*WORK TASK*.
Using the records provided below, locate and copy each line that contains the word "habiliteringen".

(Stored entries)
#####
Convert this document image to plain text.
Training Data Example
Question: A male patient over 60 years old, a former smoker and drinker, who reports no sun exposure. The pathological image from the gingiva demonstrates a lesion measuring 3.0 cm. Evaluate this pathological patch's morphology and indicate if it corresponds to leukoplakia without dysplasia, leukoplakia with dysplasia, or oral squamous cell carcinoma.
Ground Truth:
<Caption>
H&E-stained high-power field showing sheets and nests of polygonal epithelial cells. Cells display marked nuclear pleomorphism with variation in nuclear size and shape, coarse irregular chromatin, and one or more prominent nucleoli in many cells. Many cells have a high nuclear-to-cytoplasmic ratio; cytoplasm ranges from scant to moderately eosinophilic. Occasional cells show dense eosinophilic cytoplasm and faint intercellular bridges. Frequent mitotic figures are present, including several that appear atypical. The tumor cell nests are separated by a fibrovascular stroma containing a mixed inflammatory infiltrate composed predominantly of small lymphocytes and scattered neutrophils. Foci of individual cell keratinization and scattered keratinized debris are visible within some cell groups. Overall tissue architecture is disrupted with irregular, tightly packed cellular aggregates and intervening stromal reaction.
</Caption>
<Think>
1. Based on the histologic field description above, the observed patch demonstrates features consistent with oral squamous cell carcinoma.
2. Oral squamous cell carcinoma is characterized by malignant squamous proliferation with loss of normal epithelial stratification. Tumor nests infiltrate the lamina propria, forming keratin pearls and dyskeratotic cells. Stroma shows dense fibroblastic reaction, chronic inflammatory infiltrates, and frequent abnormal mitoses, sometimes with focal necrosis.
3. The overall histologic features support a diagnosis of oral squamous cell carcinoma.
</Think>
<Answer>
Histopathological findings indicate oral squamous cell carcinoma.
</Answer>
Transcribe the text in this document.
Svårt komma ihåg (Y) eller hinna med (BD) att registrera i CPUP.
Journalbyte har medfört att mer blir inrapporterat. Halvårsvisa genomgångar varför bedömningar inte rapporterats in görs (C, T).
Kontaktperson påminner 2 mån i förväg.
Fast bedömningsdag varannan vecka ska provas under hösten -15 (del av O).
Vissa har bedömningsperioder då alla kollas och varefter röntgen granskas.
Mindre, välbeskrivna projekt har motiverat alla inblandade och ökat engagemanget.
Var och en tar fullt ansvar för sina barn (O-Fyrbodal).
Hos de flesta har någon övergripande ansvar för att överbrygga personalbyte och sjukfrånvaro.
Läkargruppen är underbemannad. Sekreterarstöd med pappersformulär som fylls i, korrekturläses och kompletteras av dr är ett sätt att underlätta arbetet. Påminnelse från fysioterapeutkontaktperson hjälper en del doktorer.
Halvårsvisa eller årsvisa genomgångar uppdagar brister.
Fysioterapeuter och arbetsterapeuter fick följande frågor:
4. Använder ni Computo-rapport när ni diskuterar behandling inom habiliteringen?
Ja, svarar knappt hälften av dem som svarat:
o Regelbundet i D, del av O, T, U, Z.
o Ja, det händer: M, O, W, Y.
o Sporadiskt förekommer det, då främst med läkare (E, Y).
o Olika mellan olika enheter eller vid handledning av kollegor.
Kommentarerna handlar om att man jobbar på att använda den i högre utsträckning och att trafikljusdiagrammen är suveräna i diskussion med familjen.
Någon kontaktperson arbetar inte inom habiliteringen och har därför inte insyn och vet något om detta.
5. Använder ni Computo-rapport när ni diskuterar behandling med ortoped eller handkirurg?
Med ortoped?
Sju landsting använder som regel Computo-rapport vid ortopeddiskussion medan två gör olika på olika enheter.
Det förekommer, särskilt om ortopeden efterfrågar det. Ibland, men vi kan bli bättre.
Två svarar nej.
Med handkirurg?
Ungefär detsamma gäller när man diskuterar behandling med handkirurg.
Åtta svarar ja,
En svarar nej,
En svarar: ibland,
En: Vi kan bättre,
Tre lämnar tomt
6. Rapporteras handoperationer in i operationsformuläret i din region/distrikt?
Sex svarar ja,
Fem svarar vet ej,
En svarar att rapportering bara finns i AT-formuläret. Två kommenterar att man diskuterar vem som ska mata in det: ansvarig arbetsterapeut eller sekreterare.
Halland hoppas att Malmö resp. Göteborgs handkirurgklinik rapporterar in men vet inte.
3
#####
*ANSWER BELOW*.
4. Använder ni Computo-rapport när ni diskuterar behandling inom habiliteringen?
Någon kontaktperson arbetar inte inom habiliteringen och har därför inte insyn och vet något om detta.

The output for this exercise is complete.